STATED TASK: Strip the pictures and reproduce the rest of the listing exactly.
==== ENTRIES SUPPLIED
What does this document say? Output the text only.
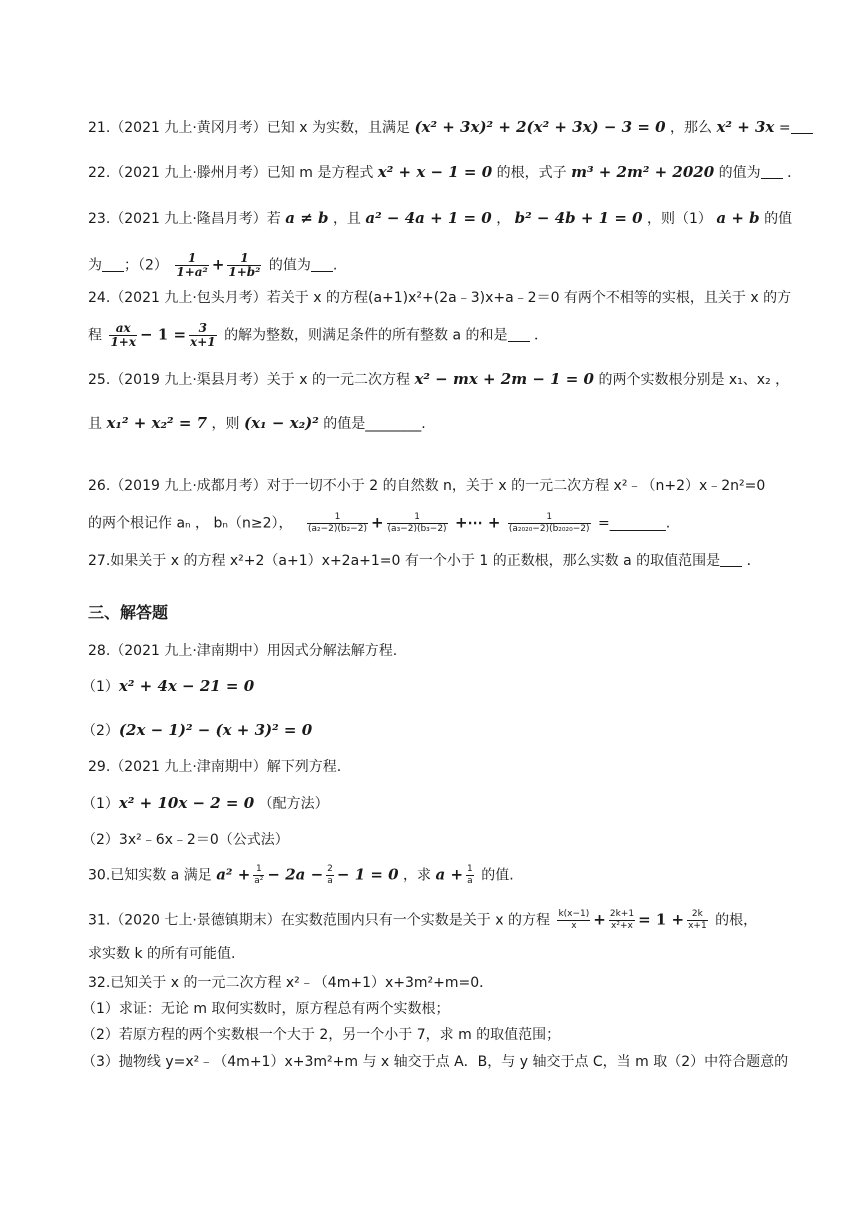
21.（2021 九上·黄冈月考）已知 x 为实数，且满足 (x² + 3x)² + 2(x² + 3x) − 3 = 0 ，那么 x² + 3x =
22.（2021 九上·滕州月考）已知 m 是方程式 x² + x − 1 = 0 的根，式子 m³ + 2m² + 2020 的值为 ．
23.（2021 九上·隆昌月考）若 a ≠ b ，且 a² − 4a + 1 = 0 ， b² − 4b + 1 = 0 ，则（1） a + b 的值
为 ；$(2) \frac{1}{\text{1+a²}} + \frac{1}{\text{1+b²}}$ 的值为 .
24.（2021 九上·包头月考）若关于 x 的方程(a+1)x²+(2a﹣3)x+a﹣2＝0 有两个不相等的实根，且关于 x 的方
程 $\frac{ax}{1+x} - 1 = \frac{3}{x+1}$ 的解为整数，则满足条件的所有整数 a 的和是 ．
25.（2019 九上·渠县月考）关于 x 的一元二次方程 x² − mx + 2m − 1 = 0 的两个实数根分别是 x₁、x₂ ，
且 x₁² + x₂² = 7 ，则 (x₁ − x₂)² 的值是________.
26.（2019 九上·成都月考）对于一切不小于 2 的自然数 n，关于 x 的一元二次方程 x²﹣（n+2）x﹣2n²=0
的两个根记作 aₙ ， bₙ（n≥2）， $\frac{1}{\text{(a₂−2)(b₂−2)}} + \frac{1}{\text{(a₃−2)(b₃−2)}}$ +⋯ + $\frac{1}{\text{(a₂₀₂₀−2)(b₂₀₂₀−2)}}$ =________.
27.如果关于 x 的方程 x²+2（a+1）x+2a+1=0 有一个小于 1 的正数根，那么实数 a 的取值范围是 ．
三、解答题
28.（2021 九上·津南期中）用因式分解法解方程.
（1）x² + 4x − 21 = 0
（2）(2x − 1)² − (x + 3)² = 0
29.（2021 九上·津南期中）解下列方程.
（1）x² + 10x − 2 = 0 （配方法）
（2）3x²﹣6x﹣2＝0（公式法）
30.已知实数 a 满足 $a^2 + \frac{1}{\text{a²}} - 2a - \frac{2}{a} - 1 = 0$ ，求 $a + \frac{1}{a}$ 的值.
31.（2020 七上·景德镇期末）在实数范围内只有一个实数是关于 x 的方程 $\frac{k(x-1)}{x} + \frac{2k+1}{\text{x²+x}} = 1 + \frac{2k}{x+1}$ 的根，
求实数 k 的所有可能值.
32.已知关于 x 的一元二次方程 x²﹣（4m+1）x+3m²+m=0．
（1）求证：无论 m 取何实数时，原方程总有两个实数根；
（2）若原方程的两个实数根一个大于 2，另一个小于 7，求 m 的取值范围；
（3）抛物线 y=x²﹣（4m+1）x+3m²+m 与 x 轴交于点 A．B，与 y 轴交于点 C，当 m 取（2）中符合题意的
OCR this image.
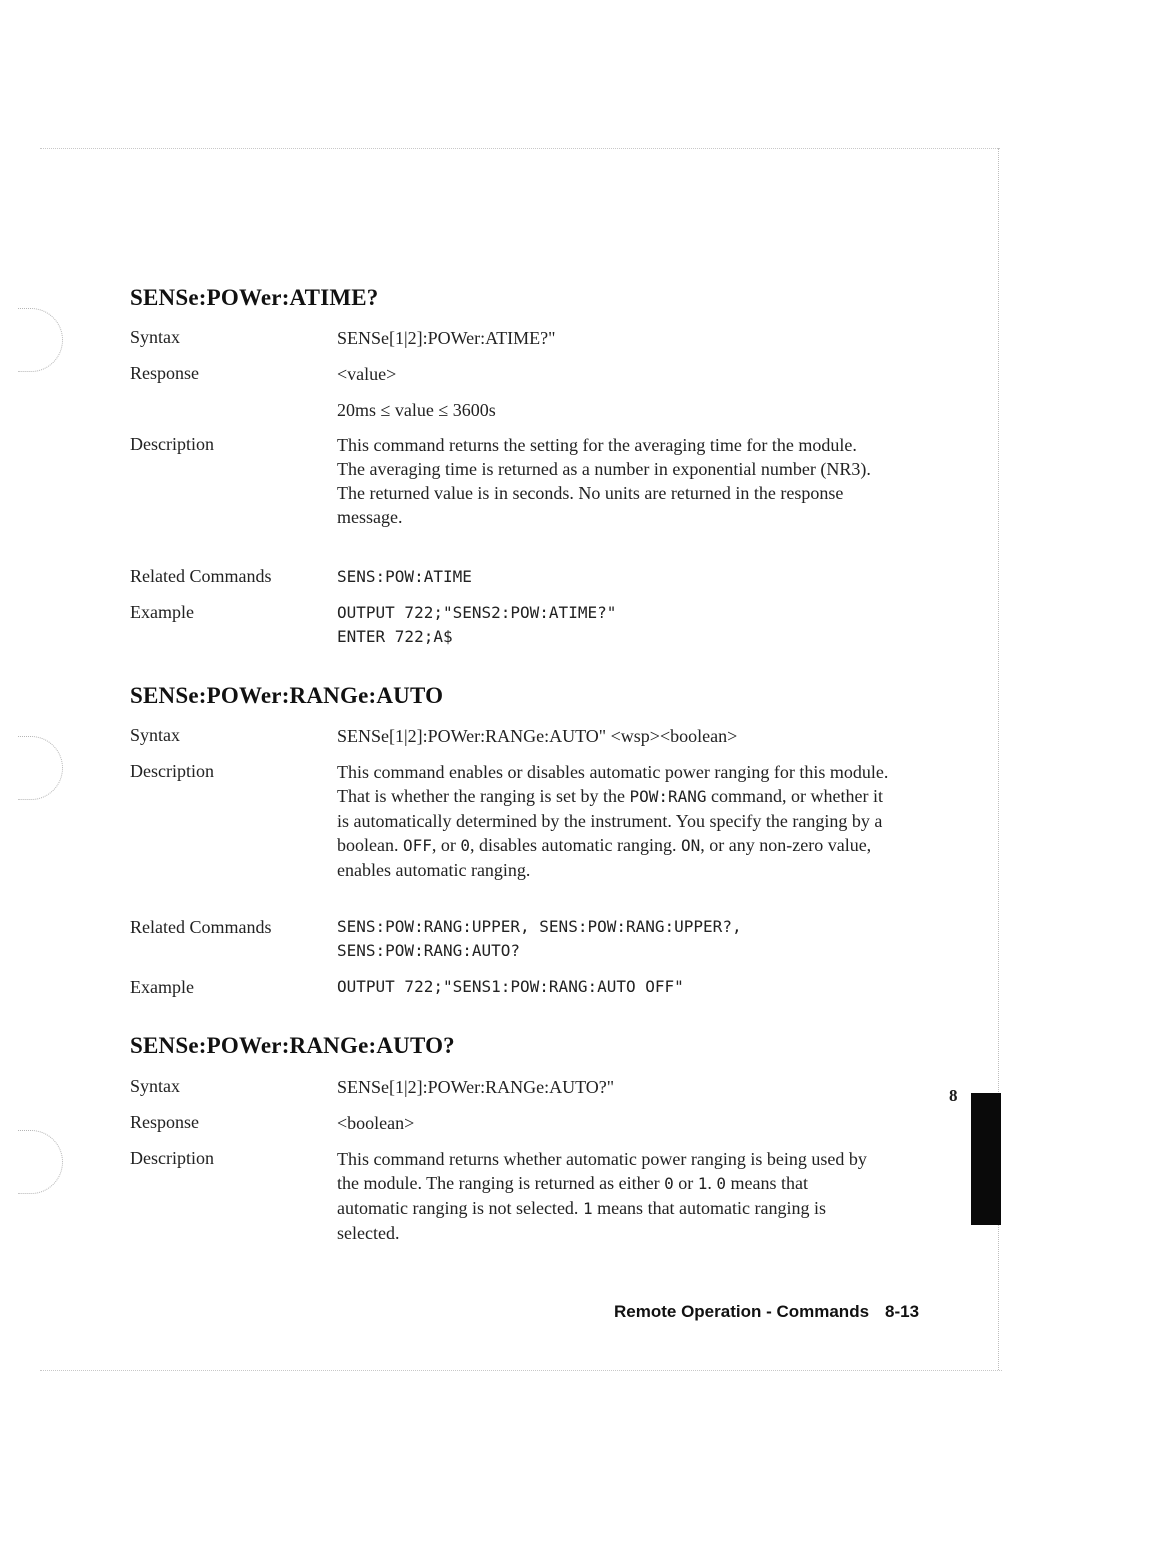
SENSe:POWer:ATIME?
Syntax	SENSe[1|2]:POWer:ATIME?"
Response	<value>
20ms ≤ value ≤ 3600s
Description	This command returns the setting for the averaging time for the module. The averaging time is returned as a number in exponential number (NR3). The returned value is in seconds. No units are returned in the response message.
Related Commands	SENS:POW:ATIME
Example	OUTPUT 722;"SENS2:POW:ATIME?"
ENTER 722;A$
SENSe:POWer:RANGe:AUTO
Syntax	SENSe[1|2]:POWer:RANGe:AUTO" <wsp><boolean>
Description	This command enables or disables automatic power ranging for this module. That is whether the ranging is set by the POW:RANG command, or whether it is automatically determined by the instrument. You specify the ranging by a boolean. OFF, or 0, disables automatic ranging. ON, or any non-zero value, enables automatic ranging.
Related Commands	SENS:POW:RANG:UPPER, SENS:POW:RANG:UPPER?,
SENS:POW:RANG:AUTO?
Example	OUTPUT 722;"SENS1:POW:RANG:AUTO OFF"
SENSe:POWer:RANGe:AUTO?
Syntax	SENSe[1|2]:POWer:RANGe:AUTO?"
Response	<boolean>
Description	This command returns whether automatic power ranging is being used by the module. The ranging is returned as either 0 or 1. 0 means that automatic ranging is not selected. 1 means that automatic ranging is selected.
8
Remote Operation - Commands 8-13
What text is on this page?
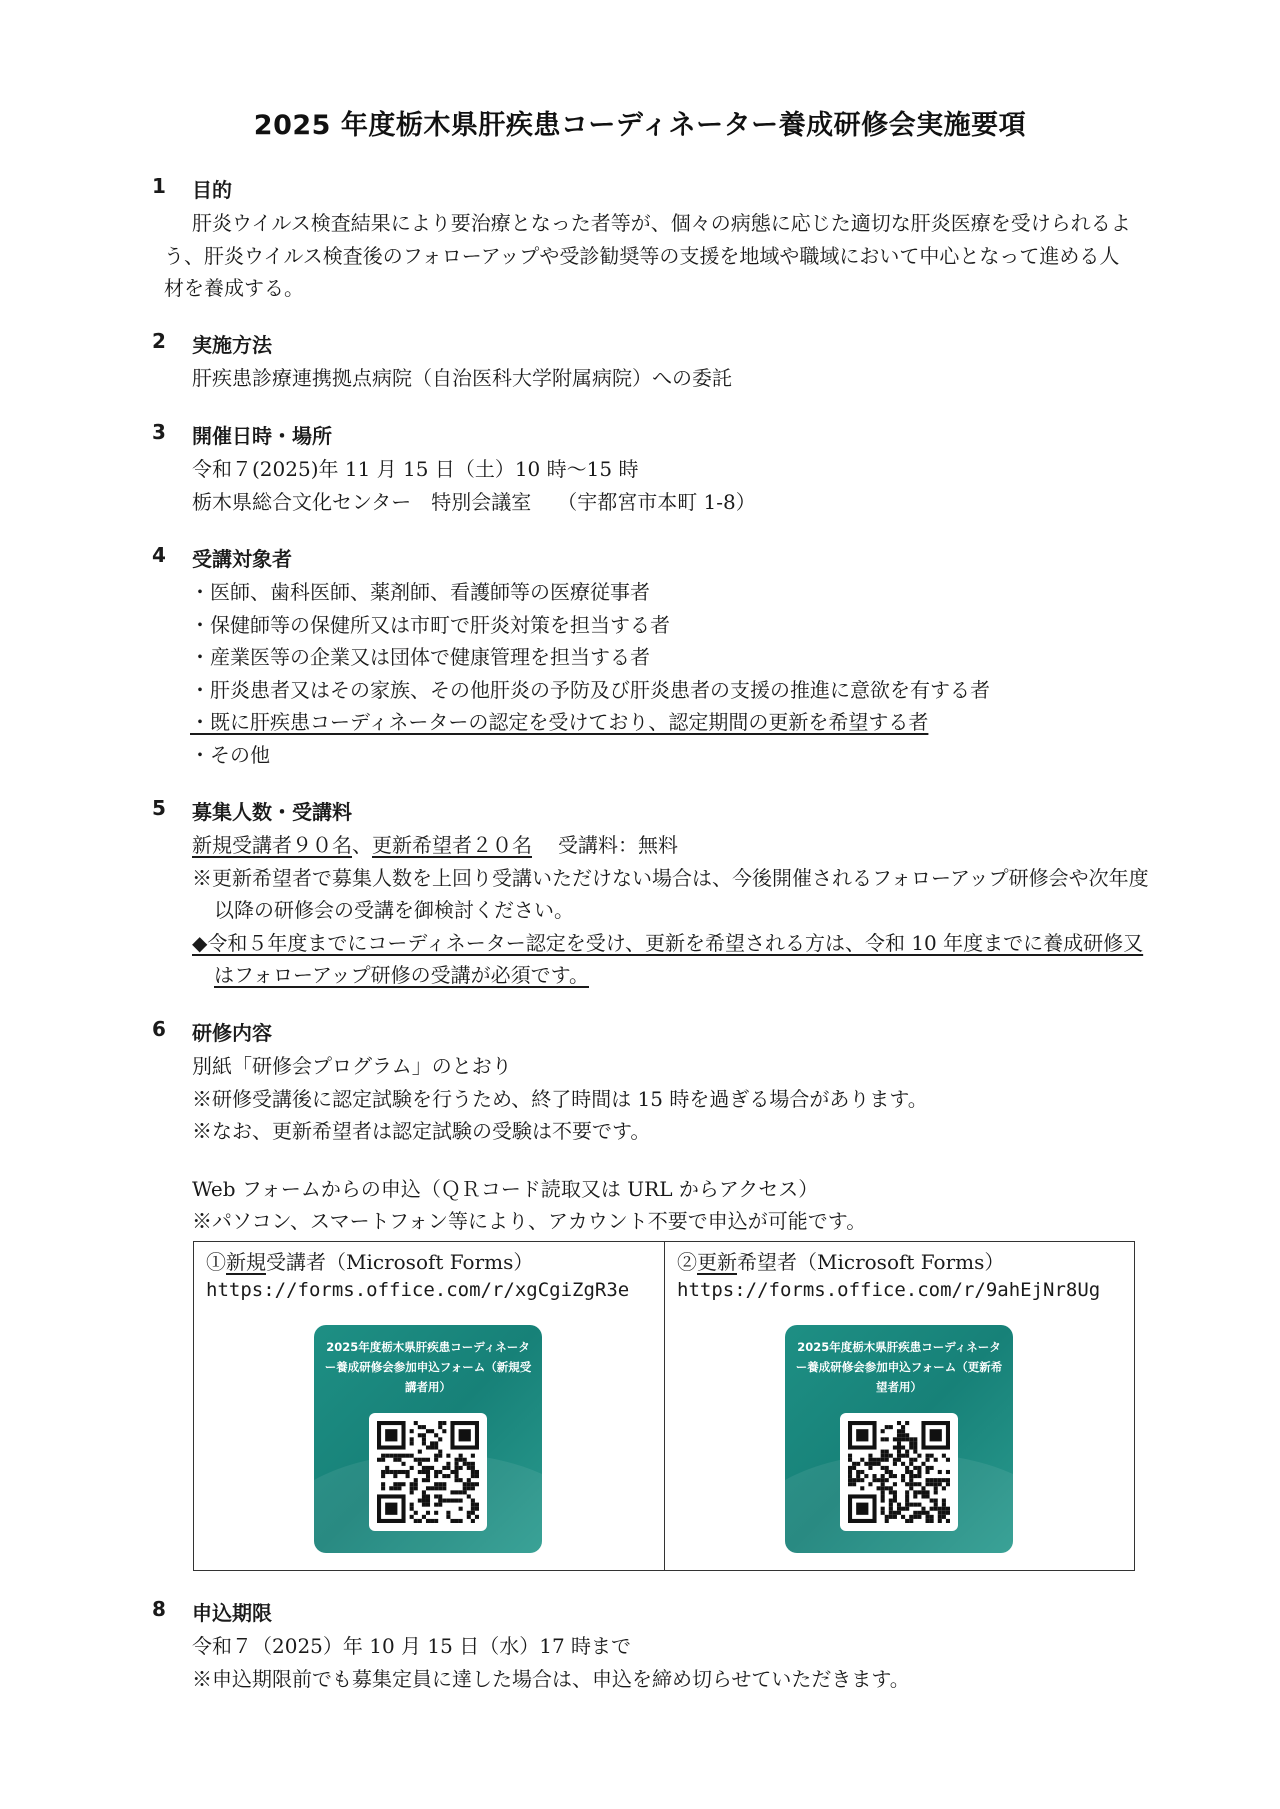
2025 年度栃木県肝疾患コーディネーター養成研修会実施要項
1	目的

肝炎ウイルス検査結果により要治療となった者等が、個々の病態に応じた適切な肝炎医療を受けられるよう、肝炎ウイルス検査後のフォローアップや受診勧奨等の支援を地域や職域において中心となって進める人材を養成する。

2	実施方法

肝疾患診療連携拠点病院（自治医科大学附属病院）への委託

3	開催日時・場所

令和７(2025)年 11 月 15 日（土）10 時～15 時

栃木県総合文化センター　特別会議室 （宇都宮市本町 1-8）

4	受講対象者

・医師、歯科医師、薬剤師、看護師等の医療従事者

・保健師等の保健所又は市町で肝炎対策を担当する者

・産業医等の企業又は団体で健康管理を担当する者

・肝炎患者又はその家族、その他肝炎の予防及び肝炎患者の支援の推進に意欲を有する者

・既に肝疾患コーディネーターの認定を受けており、認定期間の更新を希望する者

・その他

5	募集人数・受講料

新規受講者９０名、更新希望者２０名 受講料：無料

※更新希望者で募集人数を上回り受講いただけない場合は、今後開催されるフォローアップ研修会や次年度以降の研修会の受講を御検討ください。

◆令和５年度までにコーディネーター認定を受け、更新を希望される方は、令和 10 年度までに養成研修又はフォローアップ研修の受講が必須です。

6	研修内容

別紙「研修会プログラム」のとおり

※研修受講後に認定試験を行うため、終了時間は 15 時を過ぎる場合があります。

※なお、更新希望者は認定試験の受験は不要です。

Web フォームからの申込（ＱＲコード読取又は URL からアクセス）

※パソコン、スマートフォン等により、アカウント不要で申込が可能です。

①新規受講者（Microsoft Forms）
https://forms.office.com/r/xgCgiZgR3e
2025年度栃木県肝疾患コーディネーター養成研修会参加申込フォーム（新規受講者用）
②更新希望者（Microsoft Forms）
https://forms.office.com/r/9ahEjNr8Ug
2025年度栃木県肝疾患コーディネーター養成研修会参加申込フォーム（更新希望者用）
8	申込期限

令和７（2025）年 10 月 15 日（水）17 時まで

※申込期限前でも募集定員に達した場合は、申込を締め切らせていただきます。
========
SOLUTION:
What does this document say? Output the text only.
21.（2021 九上·黄冈月考）已知 x 为实数，且满足 (x² + 3x)² + 2(x² + 3x) − 3 = 0 ，那么 x² + 3x =
22.（2021 九上·滕州月考）已知 m 是方程式 x² + x − 1 = 0 的根，式子 m³ + 2m² + 2020 的值为 ．
23.（2021 九上·隆昌月考）若 a ≠ b ，且 a² − 4a + 1 = 0 ， b² − 4b + 1 = 0 ，则（1） a + b 的值
为 ；$(2) \frac{1}{\text{1+a²}} + \frac{1}{\text{1+b²}}$ 的值为 .
24.（2021 九上·包头月考）若关于 x 的方程(a+1)x²+(2a﹣3)x+a﹣2＝0 有两个不相等的实根，且关于 x 的方
程 $\frac{ax}{1+x} - 1 = \frac{3}{x+1}$ 的解为整数，则满足条件的所有整数 a 的和是 ．
25.（2019 九上·渠县月考）关于 x 的一元二次方程 x² − mx + 2m − 1 = 0 的两个实数根分别是 x₁、x₂ ，
且 x₁² + x₂² = 7 ，则 (x₁ − x₂)² 的值是________.
26.（2019 九上·成都月考）对于一切不小于 2 的自然数 n，关于 x 的一元二次方程 x²﹣（n+2）x﹣2n²=0
的两个根记作 aₙ ， bₙ（n≥2）， $\frac{1}{\text{(a₂−2)(b₂−2)}} + \frac{1}{\text{(a₃−2)(b₃−2)}}$ +⋯ + $\frac{1}{\text{(a₂₀₂₀−2)(b₂₀₂₀−2)}}$ =________.
27.如果关于 x 的方程 x²+2（a+1）x+2a+1=0 有一个小于 1 的正数根，那么实数 a 的取值范围是 ．
三、解答题
28.（2021 九上·津南期中）用因式分解法解方程.
（1）x² + 4x − 21 = 0
（2）(2x − 1)² − (x + 3)² = 0
29.（2021 九上·津南期中）解下列方程.
（1）x² + 10x − 2 = 0 （配方法）
（2）3x²﹣6x﹣2＝0（公式法）
30.已知实数 a 满足 $a^2 + \frac{1}{\text{a²}} - 2a - \frac{2}{a} - 1 = 0$ ，求 $a + \frac{1}{a}$ 的值.
31.（2020 七上·景德镇期末）在实数范围内只有一个实数是关于 x 的方程 $\frac{k(x-1)}{x} + \frac{2k+1}{\text{x²+x}} = 1 + \frac{2k}{x+1}$ 的根，
求实数 k 的所有可能值.
32.已知关于 x 的一元二次方程 x²﹣（4m+1）x+3m²+m=0．
（1）求证：无论 m 取何实数时，原方程总有两个实数根；
（2）若原方程的两个实数根一个大于 2，另一个小于 7，求 m 的取值范围；
（3）抛物线 y=x²﹣（4m+1）x+3m²+m 与 x 轴交于点 A．B，与 y 轴交于点 C，当 m 取（2）中符合题意的
OCR this image.
SENSe:POWer:ATIME?
Syntax	SENSe[1|2]:POWer:ATIME?"
Response	<value>
20ms ≤ value ≤ 3600s
Description	This command returns the setting for the averaging time for the module. The averaging time is returned as a number in exponential number (NR3). The returned value is in seconds. No units are returned in the response message.
Related Commands	SENS:POW:ATIME
Example	OUTPUT 722;"SENS2:POW:ATIME?"
ENTER 722;A$
SENSe:POWer:RANGe:AUTO
Syntax	SENSe[1|2]:POWer:RANGe:AUTO" <wsp><boolean>
Description	This command enables or disables automatic power ranging for this module. That is whether the ranging is set by the POW:RANG command, or whether it is automatically determined by the instrument. You specify the ranging by a boolean. OFF, or 0, disables automatic ranging. ON, or any non-zero value, enables automatic ranging.
Related Commands	SENS:POW:RANG:UPPER, SENS:POW:RANG:UPPER?,
SENS:POW:RANG:AUTO?
Example	OUTPUT 722;"SENS1:POW:RANG:AUTO OFF"
SENSe:POWer:RANGe:AUTO?
Syntax	SENSe[1|2]:POWer:RANGe:AUTO?"
Response	<boolean>
Description	This command returns whether automatic power ranging is being used by the module. The ranging is returned as either 0 or 1. 0 means that automatic ranging is not selected. 1 means that automatic ranging is selected.
8
Remote Operation - Commands 8-13
What text is on this page?
2025 年度栃木県肝疾患コーディネーター養成研修会実施要項
1	目的

肝炎ウイルス検査結果により要治療となった者等が、個々の病態に応じた適切な肝炎医療を受けられるよう、肝炎ウイルス検査後のフォローアップや受診勧奨等の支援を地域や職域において中心となって進める人材を養成する。

2	実施方法

肝疾患診療連携拠点病院（自治医科大学附属病院）への委託

3	開催日時・場所

令和７(2025)年 11 月 15 日（土）10 時～15 時

栃木県総合文化センター　特別会議室 （宇都宮市本町 1-8）

4	受講対象者

・医師、歯科医師、薬剤師、看護師等の医療従事者

・保健師等の保健所又は市町で肝炎対策を担当する者

・産業医等の企業又は団体で健康管理を担当する者

・肝炎患者又はその家族、その他肝炎の予防及び肝炎患者の支援の推進に意欲を有する者

・既に肝疾患コーディネーターの認定を受けており、認定期間の更新を希望する者

・その他

5	募集人数・受講料

新規受講者９０名、更新希望者２０名 受講料：無料

※更新希望者で募集人数を上回り受講いただけない場合は、今後開催されるフォローアップ研修会や次年度以降の研修会の受講を御検討ください。

◆令和５年度までにコーディネーター認定を受け、更新を希望される方は、令和 10 年度までに養成研修又はフォローアップ研修の受講が必須です。

6	研修内容

別紙「研修会プログラム」のとおり

※研修受講後に認定試験を行うため、終了時間は 15 時を過ぎる場合があります。

※なお、更新希望者は認定試験の受験は不要です。

Web フォームからの申込（ＱＲコード読取又は URL からアクセス）

※パソコン、スマートフォン等により、アカウント不要で申込が可能です。

①新規受講者（Microsoft Forms）
https://forms.office.com/r/xgCgiZgR3e
2025年度栃木県肝疾患コーディネーター養成研修会参加申込フォーム（新規受講者用）
②更新希望者（Microsoft Forms）
https://forms.office.com/r/9ahEjNr8Ug
2025年度栃木県肝疾患コーディネーター養成研修会参加申込フォーム（更新希望者用）
8	申込期限

令和７（2025）年 10 月 15 日（水）17 時まで

※申込期限前でも募集定員に達した場合は、申込を締め切らせていただきます。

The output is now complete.